AUFGABE.
Beantworten Sie zum Interview über Eiskunstlauf folgende Fragen:
1. Was braucht es laut Witt außer perfekten Trainingsbedingungen noch, um in die Weltklasse zu kommen?
2. Welche drei Eigenschaften kann man den deutschen Sportlern nach Witts Worten nicht absprechen?
3. Welches Paar gewann den Olympiasieg im Paarlauf, der sich bei den Winterspielen in Peking zum vierten Mal jährt?

DOKUMENT.
________________________
Woran liegt es? Nur an der Masse der Läufer in Russland, wo Eiskunstlauf ein Volkssport ist?

Witt:Die Talentdichte, die sich dort in nur einer von zahlreichen Eislauf-Akademien tummelt, finden wir in ganz Deutschland nicht. Es braucht perfekte Trainingsbedingungen, um es in die Weltklasse zu schaffen oder die Sportart zu dominieren. Außerdem Vorbilder und Konkurrenz. In Russland sind die Eisbahnen reichlich voll damit.

Ist das ein Grund, warum die deutschen Eiskunstläufer es schwer haben, zu den besten Zehn bei einer EM zu gehören?

Witt:Ja, ganz genau. Es nutzt nichts, auf die Sportler kritisch einzuklopfen. Man kann ihnen weder den Ehrgeiz, den Fleiß noch den Willen absprechen. Die Trainingsbedingungen in Deutschland sind leider so, dass wir der gesamten Weltspitze nur hinterher träumen.

Muss man deshalb akzeptieren, hinterher zu laufen?

Witt:Nein, man muss sich bei der Deutschen Eislauf-Union hinterfragen: Was müssen wir tun, damit wir wieder in der Weltspitze mitmischen können? Dafür müssen die Bedingungen für die Sportler geschaffen werden. Oder man entscheidet: Wir sind zufrieden, wie es ist, bleiben im undankbaren Mittelfeld und hoffen auf den einen oder anderen Ausreißer nach oben und auf einzelne Erfolge. Ich denke, es ist eine Sache von Planung und kompromissloser Ehrlichkeit.

Der Paarlauf-Olympiasieg mit der Jahrhundertkür von Aljona Savchenko und Bruno Massot jährt sich bei den Winterspielen in Peking zum vierten Mal. Hätte man aus dem legendären Gold-Triumph nicht mehr für die Popularität des Eiskunstlaufs in Deutschland machen können?

Witt:Ja, sicherlich. So ein Momentum kann etwas auslösen. Zum Beispiel, dass die nächste Generation oder mehr Kinder sie als Vorbilder ansehen und Lust auf Eiskunstlauf bekommen. Vielleicht hat sich in manchem Verein daraus etwas entwickelt, aber die Eis-Welt um uns herum hat sich um ein Vielfaches weitergedreht. Wir sind in kleinen Schrittchen vorangegangen, während die Russen in Meilenstiefeln davon stürmen.

Die deutschen Olympia-Starter erleben in Peking nicht nur Winterspiele unter Corona-Bedingungen, sondern werden mit vielen politischen Themen konfrontiert wie Menschenrechten in China. Hat das Internationale Olympische Komitee alles richtig gemacht?
________________________
DIE DATEN.
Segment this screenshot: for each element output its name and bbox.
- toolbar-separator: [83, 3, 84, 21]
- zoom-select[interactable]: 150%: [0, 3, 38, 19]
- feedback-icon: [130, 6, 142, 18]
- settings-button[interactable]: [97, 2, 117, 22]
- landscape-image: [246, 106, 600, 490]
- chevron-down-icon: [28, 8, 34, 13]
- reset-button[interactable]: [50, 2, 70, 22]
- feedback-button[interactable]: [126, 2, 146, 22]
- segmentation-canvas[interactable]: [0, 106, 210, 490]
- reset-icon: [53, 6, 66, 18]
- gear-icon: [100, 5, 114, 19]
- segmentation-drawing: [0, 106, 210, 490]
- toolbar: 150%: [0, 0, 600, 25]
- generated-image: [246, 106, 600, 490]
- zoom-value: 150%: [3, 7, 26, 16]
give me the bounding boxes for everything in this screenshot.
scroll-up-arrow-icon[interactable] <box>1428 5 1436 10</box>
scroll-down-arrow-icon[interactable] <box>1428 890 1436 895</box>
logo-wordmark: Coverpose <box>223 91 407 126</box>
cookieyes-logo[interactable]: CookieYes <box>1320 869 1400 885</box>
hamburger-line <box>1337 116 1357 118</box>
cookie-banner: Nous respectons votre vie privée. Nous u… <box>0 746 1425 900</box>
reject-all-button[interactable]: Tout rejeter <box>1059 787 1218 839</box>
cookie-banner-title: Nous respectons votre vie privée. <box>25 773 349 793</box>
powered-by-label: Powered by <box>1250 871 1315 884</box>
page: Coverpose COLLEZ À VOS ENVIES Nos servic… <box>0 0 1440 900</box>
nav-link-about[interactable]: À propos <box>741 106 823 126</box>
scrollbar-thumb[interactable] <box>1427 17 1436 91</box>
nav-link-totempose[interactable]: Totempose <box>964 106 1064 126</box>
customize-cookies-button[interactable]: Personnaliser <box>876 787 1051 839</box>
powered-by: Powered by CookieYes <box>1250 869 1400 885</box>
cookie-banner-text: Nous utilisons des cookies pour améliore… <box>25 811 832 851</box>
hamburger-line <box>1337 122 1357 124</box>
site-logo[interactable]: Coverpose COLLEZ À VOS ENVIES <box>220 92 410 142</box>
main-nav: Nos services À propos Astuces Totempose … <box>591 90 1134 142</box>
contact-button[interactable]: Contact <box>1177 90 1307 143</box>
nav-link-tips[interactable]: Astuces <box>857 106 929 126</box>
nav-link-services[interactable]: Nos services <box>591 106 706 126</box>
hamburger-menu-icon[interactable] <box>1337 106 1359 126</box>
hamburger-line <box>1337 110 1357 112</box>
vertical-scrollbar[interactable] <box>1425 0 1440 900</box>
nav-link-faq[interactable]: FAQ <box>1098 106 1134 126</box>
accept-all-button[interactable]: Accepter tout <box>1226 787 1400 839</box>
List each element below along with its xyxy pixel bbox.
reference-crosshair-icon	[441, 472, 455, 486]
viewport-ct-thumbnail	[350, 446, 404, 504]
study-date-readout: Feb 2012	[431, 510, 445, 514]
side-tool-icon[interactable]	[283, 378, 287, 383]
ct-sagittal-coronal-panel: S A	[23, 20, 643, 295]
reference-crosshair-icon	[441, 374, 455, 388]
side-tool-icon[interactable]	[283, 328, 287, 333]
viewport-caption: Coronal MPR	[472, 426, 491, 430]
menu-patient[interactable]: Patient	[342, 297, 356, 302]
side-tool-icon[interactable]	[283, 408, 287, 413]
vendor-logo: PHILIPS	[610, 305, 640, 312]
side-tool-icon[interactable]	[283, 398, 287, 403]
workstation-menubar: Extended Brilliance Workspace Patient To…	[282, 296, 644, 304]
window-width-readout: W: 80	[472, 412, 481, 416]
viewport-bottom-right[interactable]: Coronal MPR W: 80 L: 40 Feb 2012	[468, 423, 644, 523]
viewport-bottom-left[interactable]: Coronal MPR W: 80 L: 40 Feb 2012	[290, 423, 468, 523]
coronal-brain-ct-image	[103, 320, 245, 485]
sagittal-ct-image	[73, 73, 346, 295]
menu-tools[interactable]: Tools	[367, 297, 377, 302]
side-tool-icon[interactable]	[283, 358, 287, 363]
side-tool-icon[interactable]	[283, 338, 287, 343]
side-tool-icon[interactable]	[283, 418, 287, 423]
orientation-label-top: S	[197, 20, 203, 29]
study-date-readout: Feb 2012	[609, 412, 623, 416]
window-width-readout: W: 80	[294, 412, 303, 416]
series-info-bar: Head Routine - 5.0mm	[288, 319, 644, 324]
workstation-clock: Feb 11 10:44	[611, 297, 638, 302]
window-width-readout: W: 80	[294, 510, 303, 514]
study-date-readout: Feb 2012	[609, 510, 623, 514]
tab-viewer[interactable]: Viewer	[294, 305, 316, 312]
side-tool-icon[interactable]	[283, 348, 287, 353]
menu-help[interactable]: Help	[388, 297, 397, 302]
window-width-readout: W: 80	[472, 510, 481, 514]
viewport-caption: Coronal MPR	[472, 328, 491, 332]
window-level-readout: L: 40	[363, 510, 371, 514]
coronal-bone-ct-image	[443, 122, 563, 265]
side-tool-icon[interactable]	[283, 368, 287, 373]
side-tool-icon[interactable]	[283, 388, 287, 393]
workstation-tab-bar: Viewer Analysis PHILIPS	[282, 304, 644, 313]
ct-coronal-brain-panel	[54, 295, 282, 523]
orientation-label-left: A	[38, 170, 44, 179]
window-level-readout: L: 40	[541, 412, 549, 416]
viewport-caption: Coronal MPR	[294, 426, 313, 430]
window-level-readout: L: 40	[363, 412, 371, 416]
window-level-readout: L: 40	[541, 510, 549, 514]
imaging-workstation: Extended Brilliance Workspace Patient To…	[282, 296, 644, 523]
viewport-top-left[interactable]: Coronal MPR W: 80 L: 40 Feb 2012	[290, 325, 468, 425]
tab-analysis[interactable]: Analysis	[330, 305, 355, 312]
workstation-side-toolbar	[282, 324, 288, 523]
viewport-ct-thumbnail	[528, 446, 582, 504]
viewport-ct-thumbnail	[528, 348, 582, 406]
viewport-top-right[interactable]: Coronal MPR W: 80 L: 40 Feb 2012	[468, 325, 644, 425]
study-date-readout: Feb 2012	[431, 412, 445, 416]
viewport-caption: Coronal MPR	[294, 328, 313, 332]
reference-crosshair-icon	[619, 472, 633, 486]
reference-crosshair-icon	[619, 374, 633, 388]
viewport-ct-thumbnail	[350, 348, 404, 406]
________________________
LÖSUNG.
1. Vorbilder und Konkurrenz.
2. Den Ehrgeiz, den Fleiß und den Willen.
3. Aljona Savchenko und Bruno Massot.